Exercise material.
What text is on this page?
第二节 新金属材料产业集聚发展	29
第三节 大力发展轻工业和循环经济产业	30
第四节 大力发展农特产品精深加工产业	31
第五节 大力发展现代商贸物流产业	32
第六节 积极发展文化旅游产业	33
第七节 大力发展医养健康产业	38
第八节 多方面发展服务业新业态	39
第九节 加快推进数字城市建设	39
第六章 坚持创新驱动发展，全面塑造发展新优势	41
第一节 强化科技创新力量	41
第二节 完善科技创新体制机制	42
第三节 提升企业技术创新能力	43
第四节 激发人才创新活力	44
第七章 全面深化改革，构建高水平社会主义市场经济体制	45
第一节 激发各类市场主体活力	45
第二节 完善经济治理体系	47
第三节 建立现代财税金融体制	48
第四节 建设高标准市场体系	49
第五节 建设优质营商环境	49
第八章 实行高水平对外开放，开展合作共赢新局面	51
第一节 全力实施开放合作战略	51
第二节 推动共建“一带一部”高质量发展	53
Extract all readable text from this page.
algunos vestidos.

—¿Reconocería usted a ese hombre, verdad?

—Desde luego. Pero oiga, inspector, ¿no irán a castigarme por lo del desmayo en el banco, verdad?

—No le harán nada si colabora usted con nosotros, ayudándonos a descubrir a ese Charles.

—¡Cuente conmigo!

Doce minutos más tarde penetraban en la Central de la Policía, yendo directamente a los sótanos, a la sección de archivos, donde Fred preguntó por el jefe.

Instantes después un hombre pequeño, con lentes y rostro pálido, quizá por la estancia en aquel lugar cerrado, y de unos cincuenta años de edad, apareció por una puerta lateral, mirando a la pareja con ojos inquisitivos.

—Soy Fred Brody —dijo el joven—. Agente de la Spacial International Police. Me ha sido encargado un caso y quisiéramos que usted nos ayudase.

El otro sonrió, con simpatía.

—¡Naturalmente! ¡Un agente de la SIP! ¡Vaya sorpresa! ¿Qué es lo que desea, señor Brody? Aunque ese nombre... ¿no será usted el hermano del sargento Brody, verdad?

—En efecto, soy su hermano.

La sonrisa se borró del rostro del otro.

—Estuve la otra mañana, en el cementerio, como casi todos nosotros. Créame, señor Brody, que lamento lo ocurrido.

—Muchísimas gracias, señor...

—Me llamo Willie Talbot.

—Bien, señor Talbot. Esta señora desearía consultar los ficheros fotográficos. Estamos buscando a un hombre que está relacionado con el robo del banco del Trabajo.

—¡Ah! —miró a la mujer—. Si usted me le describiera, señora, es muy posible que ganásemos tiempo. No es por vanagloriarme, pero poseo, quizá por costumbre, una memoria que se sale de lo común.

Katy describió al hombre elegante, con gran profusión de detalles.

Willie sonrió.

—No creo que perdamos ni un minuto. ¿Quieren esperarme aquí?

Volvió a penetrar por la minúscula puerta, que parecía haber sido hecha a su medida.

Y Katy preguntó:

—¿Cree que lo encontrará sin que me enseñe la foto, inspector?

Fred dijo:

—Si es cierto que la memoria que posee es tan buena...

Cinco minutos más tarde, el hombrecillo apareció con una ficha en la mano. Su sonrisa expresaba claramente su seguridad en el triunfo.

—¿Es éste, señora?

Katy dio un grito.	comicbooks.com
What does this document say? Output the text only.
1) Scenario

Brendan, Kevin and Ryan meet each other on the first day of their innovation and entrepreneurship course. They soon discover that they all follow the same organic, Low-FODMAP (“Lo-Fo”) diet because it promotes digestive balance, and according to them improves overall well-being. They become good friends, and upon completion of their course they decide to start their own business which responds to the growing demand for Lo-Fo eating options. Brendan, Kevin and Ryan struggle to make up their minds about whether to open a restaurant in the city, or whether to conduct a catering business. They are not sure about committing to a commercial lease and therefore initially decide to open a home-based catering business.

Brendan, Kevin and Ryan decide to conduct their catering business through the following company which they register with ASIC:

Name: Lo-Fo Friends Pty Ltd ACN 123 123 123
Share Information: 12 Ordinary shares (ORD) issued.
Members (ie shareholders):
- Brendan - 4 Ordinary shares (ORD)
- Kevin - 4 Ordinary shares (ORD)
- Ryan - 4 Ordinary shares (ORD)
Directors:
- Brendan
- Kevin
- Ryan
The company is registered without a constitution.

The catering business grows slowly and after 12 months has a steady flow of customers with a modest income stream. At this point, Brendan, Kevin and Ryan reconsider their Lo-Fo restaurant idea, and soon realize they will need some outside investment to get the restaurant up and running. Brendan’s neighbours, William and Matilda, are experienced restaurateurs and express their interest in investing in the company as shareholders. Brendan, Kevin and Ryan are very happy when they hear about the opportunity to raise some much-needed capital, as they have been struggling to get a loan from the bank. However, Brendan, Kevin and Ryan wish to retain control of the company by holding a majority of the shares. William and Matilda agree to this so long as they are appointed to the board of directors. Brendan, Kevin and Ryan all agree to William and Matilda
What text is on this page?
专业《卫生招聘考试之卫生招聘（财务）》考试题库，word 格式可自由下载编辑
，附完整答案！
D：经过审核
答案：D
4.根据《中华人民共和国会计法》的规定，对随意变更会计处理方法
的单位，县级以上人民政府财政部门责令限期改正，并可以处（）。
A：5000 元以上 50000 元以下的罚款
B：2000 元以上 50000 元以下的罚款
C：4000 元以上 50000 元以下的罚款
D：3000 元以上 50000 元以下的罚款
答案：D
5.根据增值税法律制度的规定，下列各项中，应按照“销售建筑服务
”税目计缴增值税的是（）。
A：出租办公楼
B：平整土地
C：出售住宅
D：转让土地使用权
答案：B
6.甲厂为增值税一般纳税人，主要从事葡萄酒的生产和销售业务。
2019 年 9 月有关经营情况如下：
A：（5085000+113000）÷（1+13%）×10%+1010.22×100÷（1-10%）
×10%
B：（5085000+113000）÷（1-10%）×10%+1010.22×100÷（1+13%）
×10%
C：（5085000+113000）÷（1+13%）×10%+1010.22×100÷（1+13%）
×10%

Short exercise. Find "sonrió". Copy every line it occurs in.

Solution for this exercise.
El otro sonrió, con simpatía.
Willie sonrió.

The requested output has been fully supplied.